## BEGIN

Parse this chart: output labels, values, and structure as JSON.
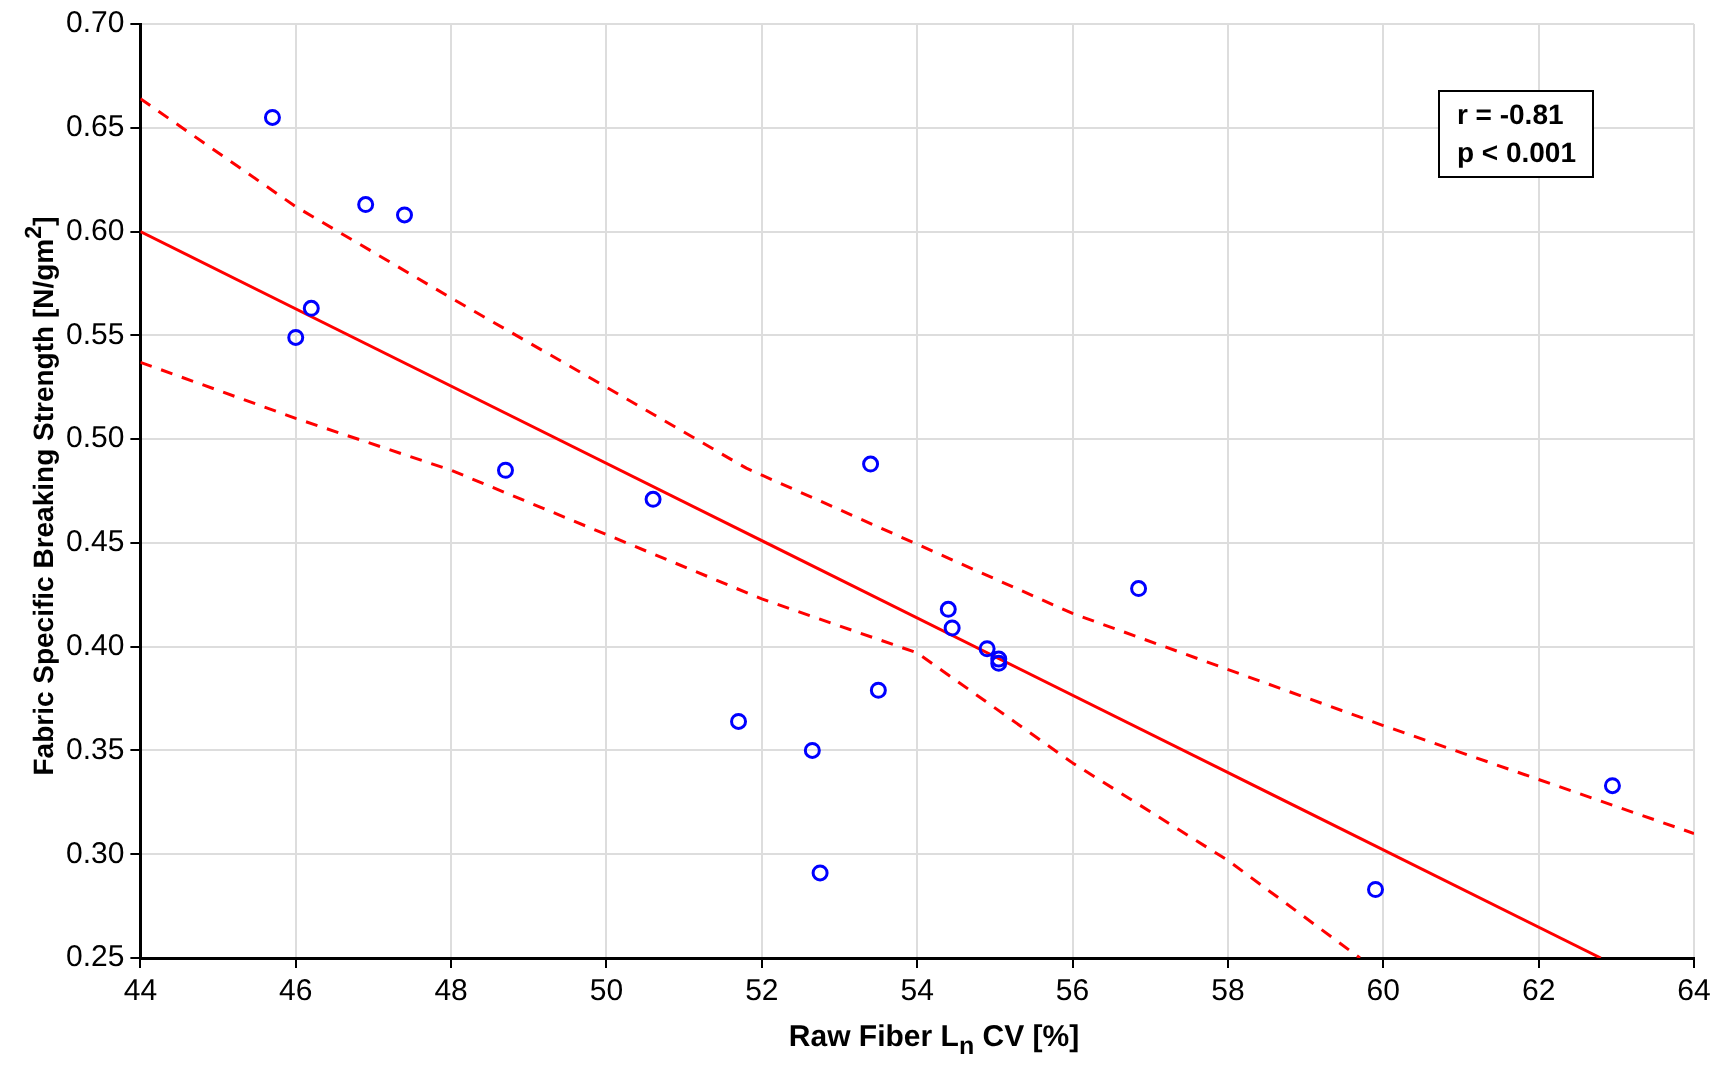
{
  "chart_data": {
    "type": "scatter",
    "xlabel": "Raw Fiber L$_{n}$ CV [%]",
    "ylabel": "Fabric Specific Breaking Strength [N/gm$^{2}$]",
    "annotations": [
      "r = -0.81",
      "p < 0.001"
    ],
    "xlim": [
      44,
      64
    ],
    "xticks": [
      44,
      46,
      48,
      50,
      52,
      54,
      56,
      58,
      60,
      62,
      64
    ],
    "ylim": [
      0.25,
      0.7
    ],
    "yticks": [
      {
        "value": 0.25,
        "label": "0.25"
      },
      {
        "value": 0.3,
        "label": "0.30"
      },
      {
        "value": 0.35,
        "label": "0.35"
      },
      {
        "value": 0.4,
        "label": "0.40"
      },
      {
        "value": 0.45,
        "label": "0.45"
      },
      {
        "value": 0.5,
        "label": "0.50"
      },
      {
        "value": 0.55,
        "label": "0.55"
      },
      {
        "value": 0.6,
        "label": "0.60"
      },
      {
        "value": 0.65,
        "label": "0.65"
      },
      {
        "value": 0.7,
        "label": "0.70"
      }
    ],
    "grid": true,
    "legend": false,
    "series": [
      {
        "type": "scatter",
        "color": "#0000ff",
        "marker": "circle",
        "x": [
          45.7,
          46.9,
          47.4,
          46.2,
          46.0,
          48.7,
          50.6,
          53.4,
          51.7,
          52.65,
          52.75,
          53.5,
          54.4,
          54.45,
          54.9,
          55.05,
          55.05,
          56.85,
          59.9,
          62.95
        ],
        "values": [
          0.655,
          0.613,
          0.608,
          0.563,
          0.549,
          0.485,
          0.471,
          0.488,
          0.364,
          0.35,
          0.291,
          0.379,
          0.418,
          0.409,
          0.399,
          0.394,
          0.392,
          0.428,
          0.283,
          0.333
        ]
      },
      {
        "type": "line",
        "color": "#ff0000",
        "marker": "none",
        "line_style": "solid",
        "x": [
          44,
          62.8
        ],
        "values": [
          0.6,
          0.25
        ]
      },
      {
        "type": "line",
        "color": "#ff0000",
        "marker": "none",
        "line_style": "dashed",
        "x": [
          44,
          46,
          48,
          50,
          51.8,
          56,
          60,
          64
        ],
        "values": [
          0.664,
          0.612,
          0.568,
          0.525,
          0.486,
          0.416,
          0.362,
          0.31
        ]
      },
      {
        "type": "line",
        "color": "#ff0000",
        "marker": "none",
        "line_style": "dashed",
        "x": [
          44,
          46,
          48,
          50,
          52,
          54,
          56,
          58,
          59.7
        ],
        "values": [
          0.537,
          0.51,
          0.485,
          0.454,
          0.423,
          0.397,
          0.344,
          0.297,
          0.25
        ]
      }
    ]
  }
}
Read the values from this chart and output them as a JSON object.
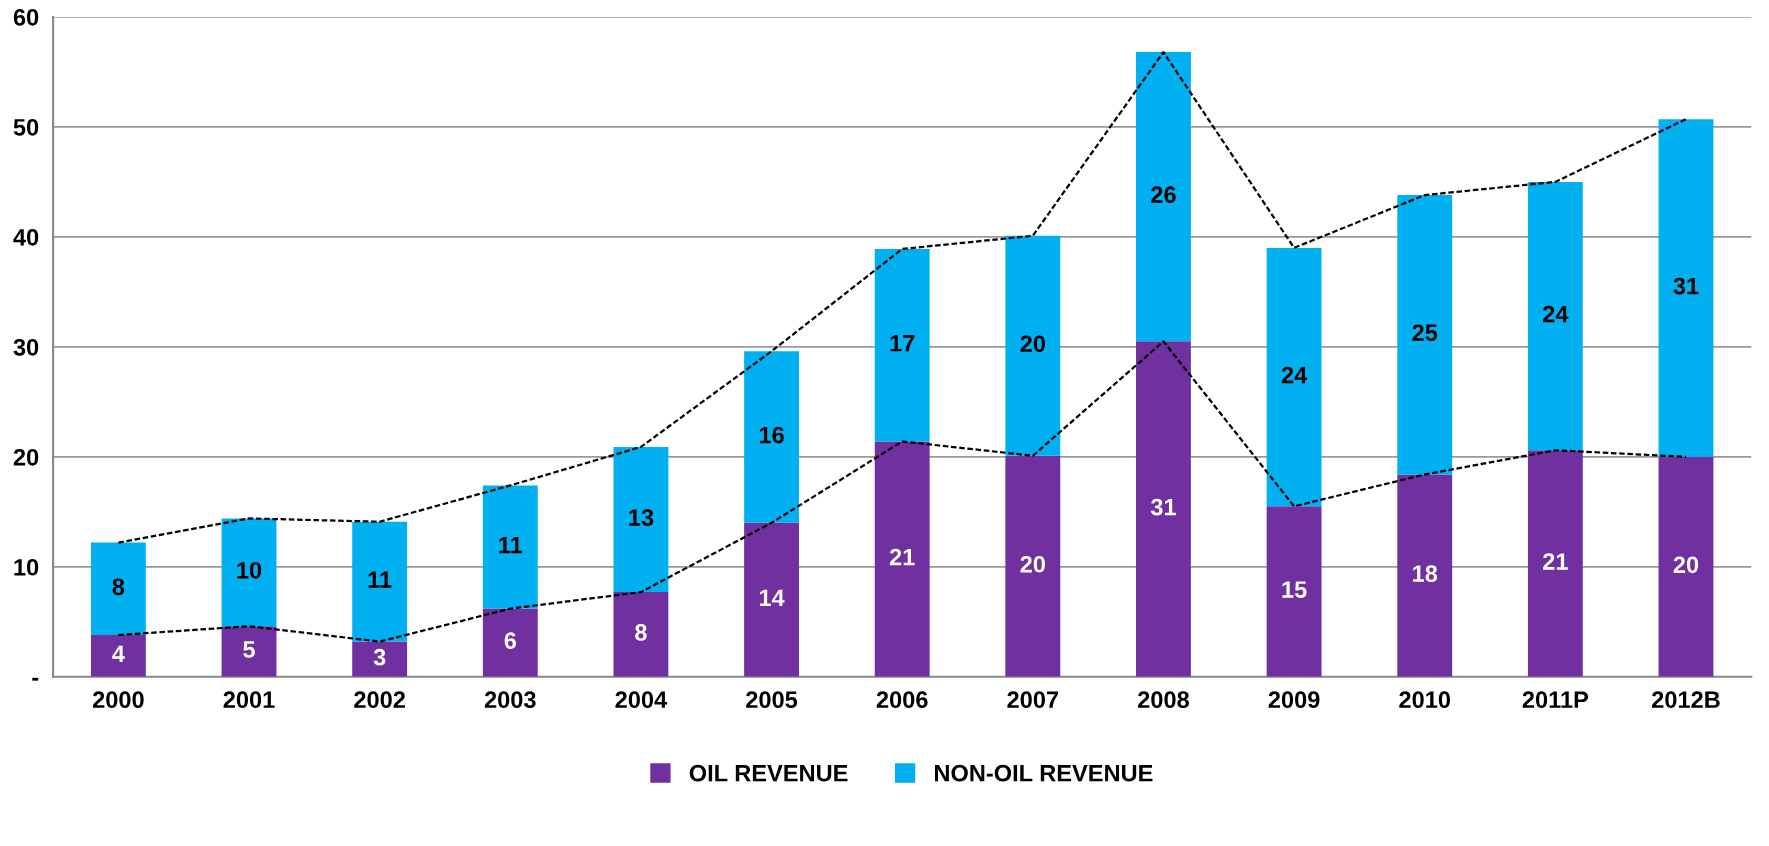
{
  "chart_data": {
    "type": "bar",
    "stacked": true,
    "categories": [
      "2000",
      "2001",
      "2002",
      "2003",
      "2004",
      "2005",
      "2006",
      "2007",
      "2008",
      "2009",
      "2010",
      "2011P",
      "2012B"
    ],
    "series": [
      {
        "name": "OIL REVENUE",
        "color": "#7030a0",
        "values": [
          3.8,
          4.6,
          3.2,
          6.2,
          7.7,
          14.0,
          21.4,
          20.1,
          30.5,
          15.5,
          18.4,
          20.6,
          20.0
        ],
        "value_labels": [
          "4",
          "5",
          "3",
          "6",
          "8",
          "14",
          "21",
          "20",
          "31",
          "15",
          "18",
          "21",
          "20"
        ]
      },
      {
        "name": "NON-OIL REVENUE",
        "color": "#00b0f0",
        "values": [
          8.4,
          9.8,
          10.9,
          11.2,
          13.2,
          15.6,
          17.5,
          20.0,
          26.3,
          23.5,
          25.4,
          24.4,
          30.7
        ],
        "value_labels": [
          "8",
          "10",
          "11",
          "11",
          "13",
          "16",
          "17",
          "20",
          "26",
          "24",
          "25",
          "24",
          "31"
        ]
      },
      {
        "type": "line",
        "color": "#000000",
        "line_style": "dashed",
        "values": [
          3.8,
          4.6,
          3.2,
          6.2,
          7.7,
          14.0,
          21.4,
          20.1,
          30.5,
          15.5,
          18.4,
          20.6,
          20.0
        ]
      },
      {
        "type": "line",
        "color": "#000000",
        "line_style": "dashed",
        "values": [
          12.2,
          14.4,
          14.1,
          17.4,
          20.9,
          29.6,
          38.9,
          40.1,
          56.8,
          39.0,
          43.8,
          45.0,
          50.7
        ]
      }
    ],
    "ylim": [
      0,
      60
    ],
    "yticks": [
      {
        "value": 0,
        "label": "-"
      },
      10,
      20,
      30,
      40,
      50,
      60
    ],
    "grid": "y",
    "legend": "bottom"
  }
}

## END

» Exercise brief
Pull out all lines containing "this".

» The solution
Parse this chart: output labels, values, and structure as JSON.
Read the values from this chart and output them as a JSON object.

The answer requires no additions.